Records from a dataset
•••
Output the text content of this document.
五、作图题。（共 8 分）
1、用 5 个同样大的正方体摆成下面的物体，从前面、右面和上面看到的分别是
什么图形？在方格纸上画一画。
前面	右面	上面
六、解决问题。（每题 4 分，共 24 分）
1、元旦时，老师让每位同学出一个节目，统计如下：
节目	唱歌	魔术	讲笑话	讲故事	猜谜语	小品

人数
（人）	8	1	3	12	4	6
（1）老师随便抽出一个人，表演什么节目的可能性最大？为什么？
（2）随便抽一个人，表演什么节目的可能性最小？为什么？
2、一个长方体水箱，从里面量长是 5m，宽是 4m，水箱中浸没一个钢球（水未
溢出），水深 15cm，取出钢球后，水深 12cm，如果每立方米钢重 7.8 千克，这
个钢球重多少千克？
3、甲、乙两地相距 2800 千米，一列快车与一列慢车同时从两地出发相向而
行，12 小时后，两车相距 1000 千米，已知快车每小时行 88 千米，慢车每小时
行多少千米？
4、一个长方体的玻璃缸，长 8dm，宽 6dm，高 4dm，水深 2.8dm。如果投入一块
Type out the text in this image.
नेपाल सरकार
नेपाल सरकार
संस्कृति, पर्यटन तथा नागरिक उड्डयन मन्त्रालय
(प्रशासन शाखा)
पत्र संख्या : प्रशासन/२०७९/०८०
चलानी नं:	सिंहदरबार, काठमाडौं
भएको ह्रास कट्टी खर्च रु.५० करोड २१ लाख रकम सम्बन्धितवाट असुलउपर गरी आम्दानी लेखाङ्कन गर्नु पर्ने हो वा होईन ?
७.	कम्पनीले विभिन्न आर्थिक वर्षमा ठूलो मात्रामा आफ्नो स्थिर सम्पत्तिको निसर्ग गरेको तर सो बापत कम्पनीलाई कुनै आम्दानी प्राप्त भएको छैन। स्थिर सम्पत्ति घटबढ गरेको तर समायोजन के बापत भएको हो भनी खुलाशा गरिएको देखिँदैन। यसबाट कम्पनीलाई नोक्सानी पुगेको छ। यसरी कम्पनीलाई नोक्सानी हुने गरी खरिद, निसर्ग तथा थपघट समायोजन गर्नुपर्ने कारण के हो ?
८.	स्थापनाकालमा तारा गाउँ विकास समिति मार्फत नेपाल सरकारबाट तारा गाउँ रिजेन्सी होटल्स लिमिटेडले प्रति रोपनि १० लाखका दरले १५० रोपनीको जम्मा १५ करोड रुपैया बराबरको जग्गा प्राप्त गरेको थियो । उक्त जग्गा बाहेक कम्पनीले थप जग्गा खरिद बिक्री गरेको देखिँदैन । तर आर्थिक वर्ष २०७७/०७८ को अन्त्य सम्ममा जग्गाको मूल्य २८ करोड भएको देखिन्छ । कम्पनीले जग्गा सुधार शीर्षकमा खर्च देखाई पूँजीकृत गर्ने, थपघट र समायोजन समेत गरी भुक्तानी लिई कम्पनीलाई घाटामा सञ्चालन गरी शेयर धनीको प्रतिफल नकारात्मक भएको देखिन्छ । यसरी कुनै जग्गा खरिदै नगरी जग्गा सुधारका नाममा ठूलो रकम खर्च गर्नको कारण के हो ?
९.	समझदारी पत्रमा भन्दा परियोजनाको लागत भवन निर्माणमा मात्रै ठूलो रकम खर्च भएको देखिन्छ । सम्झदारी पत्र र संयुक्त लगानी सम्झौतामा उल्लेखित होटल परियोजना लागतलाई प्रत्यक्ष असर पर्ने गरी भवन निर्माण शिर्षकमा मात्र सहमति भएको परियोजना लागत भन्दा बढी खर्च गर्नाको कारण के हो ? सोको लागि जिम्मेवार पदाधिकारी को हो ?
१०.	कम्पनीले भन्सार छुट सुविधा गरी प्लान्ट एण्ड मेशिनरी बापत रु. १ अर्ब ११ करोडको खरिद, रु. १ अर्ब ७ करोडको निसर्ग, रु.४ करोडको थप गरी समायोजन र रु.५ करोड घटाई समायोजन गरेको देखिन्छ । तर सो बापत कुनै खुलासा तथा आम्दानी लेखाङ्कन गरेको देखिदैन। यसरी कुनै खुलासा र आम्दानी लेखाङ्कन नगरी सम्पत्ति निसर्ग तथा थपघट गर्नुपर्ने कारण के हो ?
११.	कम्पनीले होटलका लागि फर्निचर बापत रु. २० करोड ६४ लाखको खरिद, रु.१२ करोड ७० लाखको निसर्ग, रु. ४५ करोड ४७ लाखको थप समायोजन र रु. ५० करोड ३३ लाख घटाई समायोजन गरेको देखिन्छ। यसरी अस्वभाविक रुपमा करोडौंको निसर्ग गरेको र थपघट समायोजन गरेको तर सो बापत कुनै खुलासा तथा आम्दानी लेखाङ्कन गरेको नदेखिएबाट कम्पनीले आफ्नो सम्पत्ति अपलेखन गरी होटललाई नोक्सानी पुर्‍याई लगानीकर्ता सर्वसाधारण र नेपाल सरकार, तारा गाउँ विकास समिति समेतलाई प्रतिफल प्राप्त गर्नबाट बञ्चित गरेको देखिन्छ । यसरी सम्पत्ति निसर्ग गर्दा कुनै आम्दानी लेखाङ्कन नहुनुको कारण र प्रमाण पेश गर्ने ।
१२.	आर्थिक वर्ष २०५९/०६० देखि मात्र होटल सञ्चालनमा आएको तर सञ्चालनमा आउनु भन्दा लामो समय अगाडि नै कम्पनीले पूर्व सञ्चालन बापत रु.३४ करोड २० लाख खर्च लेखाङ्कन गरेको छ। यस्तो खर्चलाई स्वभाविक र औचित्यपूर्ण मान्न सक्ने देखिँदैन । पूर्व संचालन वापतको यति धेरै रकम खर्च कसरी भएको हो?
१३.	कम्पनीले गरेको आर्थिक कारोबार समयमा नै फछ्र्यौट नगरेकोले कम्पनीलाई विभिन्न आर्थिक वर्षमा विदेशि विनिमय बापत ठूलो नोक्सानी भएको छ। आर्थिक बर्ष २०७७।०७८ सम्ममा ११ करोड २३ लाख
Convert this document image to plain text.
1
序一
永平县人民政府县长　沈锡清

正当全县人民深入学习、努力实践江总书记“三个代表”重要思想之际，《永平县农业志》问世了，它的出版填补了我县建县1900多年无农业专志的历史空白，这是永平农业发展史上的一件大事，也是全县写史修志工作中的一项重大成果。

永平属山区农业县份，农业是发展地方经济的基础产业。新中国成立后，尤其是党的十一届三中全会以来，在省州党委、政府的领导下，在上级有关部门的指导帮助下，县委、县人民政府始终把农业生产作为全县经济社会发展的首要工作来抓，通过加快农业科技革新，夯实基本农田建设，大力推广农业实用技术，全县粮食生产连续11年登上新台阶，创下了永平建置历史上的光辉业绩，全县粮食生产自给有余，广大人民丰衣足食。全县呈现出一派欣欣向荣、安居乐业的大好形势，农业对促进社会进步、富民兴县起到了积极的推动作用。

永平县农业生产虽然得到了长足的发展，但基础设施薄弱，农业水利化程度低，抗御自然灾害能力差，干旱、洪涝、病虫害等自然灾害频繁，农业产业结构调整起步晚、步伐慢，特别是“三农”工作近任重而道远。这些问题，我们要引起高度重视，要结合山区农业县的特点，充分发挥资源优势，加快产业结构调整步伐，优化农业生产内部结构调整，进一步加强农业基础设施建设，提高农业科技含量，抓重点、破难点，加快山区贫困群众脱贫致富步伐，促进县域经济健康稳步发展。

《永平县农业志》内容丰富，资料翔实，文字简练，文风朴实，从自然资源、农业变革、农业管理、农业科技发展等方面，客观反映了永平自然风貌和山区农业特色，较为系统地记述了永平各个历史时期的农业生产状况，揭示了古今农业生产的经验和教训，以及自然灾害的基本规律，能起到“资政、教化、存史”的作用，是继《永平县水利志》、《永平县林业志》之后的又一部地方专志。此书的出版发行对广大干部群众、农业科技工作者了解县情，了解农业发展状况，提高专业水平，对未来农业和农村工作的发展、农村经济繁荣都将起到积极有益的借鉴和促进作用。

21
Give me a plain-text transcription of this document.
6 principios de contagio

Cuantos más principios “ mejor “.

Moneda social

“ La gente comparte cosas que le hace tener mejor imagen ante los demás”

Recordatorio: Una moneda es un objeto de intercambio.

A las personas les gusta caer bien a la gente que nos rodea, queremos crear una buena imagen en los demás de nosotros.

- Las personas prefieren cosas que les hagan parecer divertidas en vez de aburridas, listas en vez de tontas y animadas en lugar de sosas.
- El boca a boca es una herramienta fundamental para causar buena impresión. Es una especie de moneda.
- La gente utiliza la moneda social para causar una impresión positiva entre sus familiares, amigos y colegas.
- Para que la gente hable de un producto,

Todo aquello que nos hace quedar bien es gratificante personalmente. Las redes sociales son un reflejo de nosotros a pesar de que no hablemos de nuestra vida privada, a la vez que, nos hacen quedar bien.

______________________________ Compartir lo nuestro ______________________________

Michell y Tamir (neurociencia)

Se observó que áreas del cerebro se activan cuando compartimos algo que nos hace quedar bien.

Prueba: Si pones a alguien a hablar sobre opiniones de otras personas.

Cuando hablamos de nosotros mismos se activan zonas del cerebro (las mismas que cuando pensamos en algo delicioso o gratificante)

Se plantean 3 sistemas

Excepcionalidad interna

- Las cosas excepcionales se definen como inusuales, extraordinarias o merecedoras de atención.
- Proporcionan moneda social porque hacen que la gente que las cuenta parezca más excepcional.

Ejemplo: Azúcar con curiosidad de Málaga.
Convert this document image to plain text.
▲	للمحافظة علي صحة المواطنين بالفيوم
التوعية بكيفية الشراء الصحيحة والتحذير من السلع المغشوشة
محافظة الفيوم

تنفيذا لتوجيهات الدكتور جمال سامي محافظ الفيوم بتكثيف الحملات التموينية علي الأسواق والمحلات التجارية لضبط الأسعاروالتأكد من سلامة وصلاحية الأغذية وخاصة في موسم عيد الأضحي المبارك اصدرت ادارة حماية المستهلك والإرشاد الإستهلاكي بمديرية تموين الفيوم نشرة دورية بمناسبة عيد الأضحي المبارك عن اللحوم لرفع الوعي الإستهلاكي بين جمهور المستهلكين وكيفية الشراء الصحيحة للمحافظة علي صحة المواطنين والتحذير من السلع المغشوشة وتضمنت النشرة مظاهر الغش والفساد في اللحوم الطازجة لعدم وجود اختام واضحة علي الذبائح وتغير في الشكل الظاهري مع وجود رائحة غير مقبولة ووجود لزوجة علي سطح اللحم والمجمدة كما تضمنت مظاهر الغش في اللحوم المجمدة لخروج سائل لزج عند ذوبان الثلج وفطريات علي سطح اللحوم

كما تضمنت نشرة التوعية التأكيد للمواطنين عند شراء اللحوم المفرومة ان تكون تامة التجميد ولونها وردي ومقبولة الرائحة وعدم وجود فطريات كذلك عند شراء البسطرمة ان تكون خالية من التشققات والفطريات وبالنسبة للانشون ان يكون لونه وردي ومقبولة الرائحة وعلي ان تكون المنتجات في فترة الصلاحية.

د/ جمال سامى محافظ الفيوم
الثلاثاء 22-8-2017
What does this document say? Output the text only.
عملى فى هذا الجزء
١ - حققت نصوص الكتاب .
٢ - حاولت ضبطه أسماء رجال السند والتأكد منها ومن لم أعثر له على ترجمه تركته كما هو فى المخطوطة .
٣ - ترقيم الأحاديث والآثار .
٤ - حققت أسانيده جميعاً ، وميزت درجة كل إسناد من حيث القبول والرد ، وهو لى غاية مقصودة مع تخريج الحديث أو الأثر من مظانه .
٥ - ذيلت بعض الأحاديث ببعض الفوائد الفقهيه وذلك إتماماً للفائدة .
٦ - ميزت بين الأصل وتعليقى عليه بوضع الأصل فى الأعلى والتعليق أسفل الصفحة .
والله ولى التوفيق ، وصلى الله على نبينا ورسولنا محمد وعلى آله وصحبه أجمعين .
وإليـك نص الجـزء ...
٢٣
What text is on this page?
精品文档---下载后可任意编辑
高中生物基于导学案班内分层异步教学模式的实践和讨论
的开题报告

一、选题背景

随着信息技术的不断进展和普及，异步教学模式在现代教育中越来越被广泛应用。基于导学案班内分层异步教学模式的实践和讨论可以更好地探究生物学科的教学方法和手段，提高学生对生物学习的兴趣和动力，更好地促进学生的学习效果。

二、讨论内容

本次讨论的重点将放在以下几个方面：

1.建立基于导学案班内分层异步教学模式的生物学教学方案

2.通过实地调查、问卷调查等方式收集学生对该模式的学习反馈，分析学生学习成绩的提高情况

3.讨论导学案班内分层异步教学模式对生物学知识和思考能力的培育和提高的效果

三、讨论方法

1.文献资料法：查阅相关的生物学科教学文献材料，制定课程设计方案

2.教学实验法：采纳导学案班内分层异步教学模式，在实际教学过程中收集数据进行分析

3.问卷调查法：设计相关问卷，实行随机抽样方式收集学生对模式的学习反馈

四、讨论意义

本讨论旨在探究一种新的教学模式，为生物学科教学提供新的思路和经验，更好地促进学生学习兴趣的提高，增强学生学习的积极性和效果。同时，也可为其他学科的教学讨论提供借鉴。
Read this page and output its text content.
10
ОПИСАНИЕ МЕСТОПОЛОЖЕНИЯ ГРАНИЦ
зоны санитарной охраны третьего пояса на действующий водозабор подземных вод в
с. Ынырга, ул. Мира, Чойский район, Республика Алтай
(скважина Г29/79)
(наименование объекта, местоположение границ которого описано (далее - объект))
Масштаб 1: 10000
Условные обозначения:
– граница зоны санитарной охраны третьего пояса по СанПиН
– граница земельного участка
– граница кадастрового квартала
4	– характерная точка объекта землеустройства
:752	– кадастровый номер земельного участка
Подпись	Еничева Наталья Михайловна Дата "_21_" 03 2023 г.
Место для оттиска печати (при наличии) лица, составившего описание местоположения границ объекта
•••
- Problem to solve: Reproduce the lines word for word, starting at the one holding "Read this page and output its text content." and ending at the final line of the material above.

- The response:
Read this page and output its text content.
10
ОПИСАНИЕ МЕСТОПОЛОЖЕНИЯ ГРАНИЦ
зоны санитарной охраны третьего пояса на действующий водозабор подземных вод в
с. Ынырга, ул. Мира, Чойский район, Республика Алтай
(скважина Г29/79)
(наименование объекта, местоположение границ которого описано (далее - объект))
Масштаб 1: 10000
Условные обозначения:
– граница зоны санитарной охраны третьего пояса по СанПиН
– граница земельного участка
– граница кадастрового квартала
4	– характерная точка объекта землеустройства
:752	– кадастровый номер земельного участка
Подпись	Еничева Наталья Михайловна Дата "_21_" 03 2023 г.
Место для оттиска печати (при наличии) лица, составившего описание местоположения границ объекта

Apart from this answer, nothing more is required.